▶ What is being asked:
Count every line that includes the string "titles" in the entries that follow. Nothing besides the number is needed.

* begin Data extract *

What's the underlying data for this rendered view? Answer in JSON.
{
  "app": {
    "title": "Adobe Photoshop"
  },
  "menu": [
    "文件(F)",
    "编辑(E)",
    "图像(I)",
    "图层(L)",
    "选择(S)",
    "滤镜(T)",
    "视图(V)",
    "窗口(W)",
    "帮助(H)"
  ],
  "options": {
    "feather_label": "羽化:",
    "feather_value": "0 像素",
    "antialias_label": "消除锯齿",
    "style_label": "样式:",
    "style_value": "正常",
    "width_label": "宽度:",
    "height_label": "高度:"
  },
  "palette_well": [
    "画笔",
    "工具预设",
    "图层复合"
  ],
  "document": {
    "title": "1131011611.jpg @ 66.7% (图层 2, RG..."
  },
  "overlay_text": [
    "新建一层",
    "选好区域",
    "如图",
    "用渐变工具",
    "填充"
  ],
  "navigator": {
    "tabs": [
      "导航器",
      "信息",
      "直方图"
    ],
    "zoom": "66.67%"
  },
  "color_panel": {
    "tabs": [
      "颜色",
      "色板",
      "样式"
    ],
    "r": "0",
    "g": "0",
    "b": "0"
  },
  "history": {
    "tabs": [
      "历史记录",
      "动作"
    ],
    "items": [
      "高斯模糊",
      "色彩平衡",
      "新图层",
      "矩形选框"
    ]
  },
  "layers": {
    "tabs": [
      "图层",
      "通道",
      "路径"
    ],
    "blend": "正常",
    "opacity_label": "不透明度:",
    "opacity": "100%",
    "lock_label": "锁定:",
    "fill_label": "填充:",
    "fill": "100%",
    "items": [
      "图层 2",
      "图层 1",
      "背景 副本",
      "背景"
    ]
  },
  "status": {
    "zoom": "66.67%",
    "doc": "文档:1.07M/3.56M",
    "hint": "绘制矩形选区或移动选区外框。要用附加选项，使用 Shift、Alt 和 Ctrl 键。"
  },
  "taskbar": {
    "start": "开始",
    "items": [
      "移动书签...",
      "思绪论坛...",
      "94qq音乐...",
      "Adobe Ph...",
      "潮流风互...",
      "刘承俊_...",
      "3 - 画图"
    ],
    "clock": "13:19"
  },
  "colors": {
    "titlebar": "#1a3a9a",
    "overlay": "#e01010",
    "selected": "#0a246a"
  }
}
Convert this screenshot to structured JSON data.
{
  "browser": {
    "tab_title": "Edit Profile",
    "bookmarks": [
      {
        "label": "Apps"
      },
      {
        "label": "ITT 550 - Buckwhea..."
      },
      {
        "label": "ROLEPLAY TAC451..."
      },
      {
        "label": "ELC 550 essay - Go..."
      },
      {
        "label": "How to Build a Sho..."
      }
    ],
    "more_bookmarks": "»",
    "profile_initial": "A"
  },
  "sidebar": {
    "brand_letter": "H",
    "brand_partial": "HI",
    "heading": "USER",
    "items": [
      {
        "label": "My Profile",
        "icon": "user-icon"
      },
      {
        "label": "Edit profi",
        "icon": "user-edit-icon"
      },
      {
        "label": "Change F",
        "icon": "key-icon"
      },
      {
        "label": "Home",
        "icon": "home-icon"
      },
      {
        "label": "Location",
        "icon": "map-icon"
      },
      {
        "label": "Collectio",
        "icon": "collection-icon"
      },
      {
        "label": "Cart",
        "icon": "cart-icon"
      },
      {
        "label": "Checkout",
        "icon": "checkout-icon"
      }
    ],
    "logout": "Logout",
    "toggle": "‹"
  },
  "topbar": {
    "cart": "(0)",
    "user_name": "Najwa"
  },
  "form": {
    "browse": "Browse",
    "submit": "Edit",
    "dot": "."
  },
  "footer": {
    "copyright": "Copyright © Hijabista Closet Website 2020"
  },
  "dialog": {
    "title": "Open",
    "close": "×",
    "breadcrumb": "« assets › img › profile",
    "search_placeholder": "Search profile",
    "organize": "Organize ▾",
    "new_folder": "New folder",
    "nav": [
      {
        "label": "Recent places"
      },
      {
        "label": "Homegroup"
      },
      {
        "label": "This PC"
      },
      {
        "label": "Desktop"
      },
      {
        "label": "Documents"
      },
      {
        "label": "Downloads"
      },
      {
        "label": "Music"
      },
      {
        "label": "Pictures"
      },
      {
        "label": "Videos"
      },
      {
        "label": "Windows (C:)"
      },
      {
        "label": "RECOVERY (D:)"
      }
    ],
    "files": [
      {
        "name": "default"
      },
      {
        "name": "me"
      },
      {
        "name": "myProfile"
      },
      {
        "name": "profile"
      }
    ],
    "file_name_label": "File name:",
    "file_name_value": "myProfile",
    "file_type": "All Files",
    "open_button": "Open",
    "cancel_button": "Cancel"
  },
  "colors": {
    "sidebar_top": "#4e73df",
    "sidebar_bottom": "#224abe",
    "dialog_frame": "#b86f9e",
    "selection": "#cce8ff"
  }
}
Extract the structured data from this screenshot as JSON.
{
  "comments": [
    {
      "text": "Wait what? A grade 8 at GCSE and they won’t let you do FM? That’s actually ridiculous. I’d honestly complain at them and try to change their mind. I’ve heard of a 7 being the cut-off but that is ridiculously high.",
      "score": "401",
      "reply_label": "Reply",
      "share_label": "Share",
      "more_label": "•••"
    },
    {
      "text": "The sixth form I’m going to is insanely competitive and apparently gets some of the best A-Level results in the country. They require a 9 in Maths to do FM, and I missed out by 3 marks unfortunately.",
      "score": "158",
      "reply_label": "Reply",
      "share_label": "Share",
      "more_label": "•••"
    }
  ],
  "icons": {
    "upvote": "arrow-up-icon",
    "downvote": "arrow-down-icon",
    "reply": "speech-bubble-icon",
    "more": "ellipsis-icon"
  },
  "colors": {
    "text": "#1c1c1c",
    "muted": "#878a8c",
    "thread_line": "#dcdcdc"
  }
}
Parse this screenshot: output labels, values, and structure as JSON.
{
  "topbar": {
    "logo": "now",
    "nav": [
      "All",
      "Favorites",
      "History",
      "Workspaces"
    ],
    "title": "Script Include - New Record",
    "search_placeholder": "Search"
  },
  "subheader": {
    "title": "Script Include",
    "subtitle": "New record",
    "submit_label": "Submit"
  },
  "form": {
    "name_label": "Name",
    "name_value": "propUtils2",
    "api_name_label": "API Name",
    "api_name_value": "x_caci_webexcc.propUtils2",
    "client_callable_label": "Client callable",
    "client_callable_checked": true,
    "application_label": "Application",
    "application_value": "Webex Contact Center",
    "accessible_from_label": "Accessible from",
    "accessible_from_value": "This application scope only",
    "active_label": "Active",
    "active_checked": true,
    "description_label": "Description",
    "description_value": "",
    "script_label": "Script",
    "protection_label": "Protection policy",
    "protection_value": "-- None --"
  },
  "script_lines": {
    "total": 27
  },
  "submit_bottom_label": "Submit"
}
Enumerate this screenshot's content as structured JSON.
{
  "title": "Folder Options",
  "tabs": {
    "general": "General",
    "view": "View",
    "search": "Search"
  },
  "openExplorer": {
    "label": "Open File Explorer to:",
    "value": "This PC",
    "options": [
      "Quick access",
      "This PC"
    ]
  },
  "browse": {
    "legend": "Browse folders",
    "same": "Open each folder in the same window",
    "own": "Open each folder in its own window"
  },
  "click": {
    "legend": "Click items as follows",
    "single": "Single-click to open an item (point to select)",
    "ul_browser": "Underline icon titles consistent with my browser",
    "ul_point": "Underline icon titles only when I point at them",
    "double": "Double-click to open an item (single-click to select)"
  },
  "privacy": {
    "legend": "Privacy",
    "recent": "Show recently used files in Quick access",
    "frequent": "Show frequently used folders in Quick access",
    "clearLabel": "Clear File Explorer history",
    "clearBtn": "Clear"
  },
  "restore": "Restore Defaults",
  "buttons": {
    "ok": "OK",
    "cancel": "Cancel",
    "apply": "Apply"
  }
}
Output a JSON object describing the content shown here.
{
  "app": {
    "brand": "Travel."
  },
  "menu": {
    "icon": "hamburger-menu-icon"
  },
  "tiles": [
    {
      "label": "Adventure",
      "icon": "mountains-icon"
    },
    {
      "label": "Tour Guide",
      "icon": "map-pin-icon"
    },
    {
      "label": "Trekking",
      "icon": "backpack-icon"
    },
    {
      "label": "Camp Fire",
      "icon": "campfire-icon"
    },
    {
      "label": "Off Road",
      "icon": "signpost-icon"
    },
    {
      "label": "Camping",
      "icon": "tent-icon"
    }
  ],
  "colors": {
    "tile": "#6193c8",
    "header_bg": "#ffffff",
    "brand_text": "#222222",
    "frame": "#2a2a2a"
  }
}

* end Data extract *

▶ Task solution:
2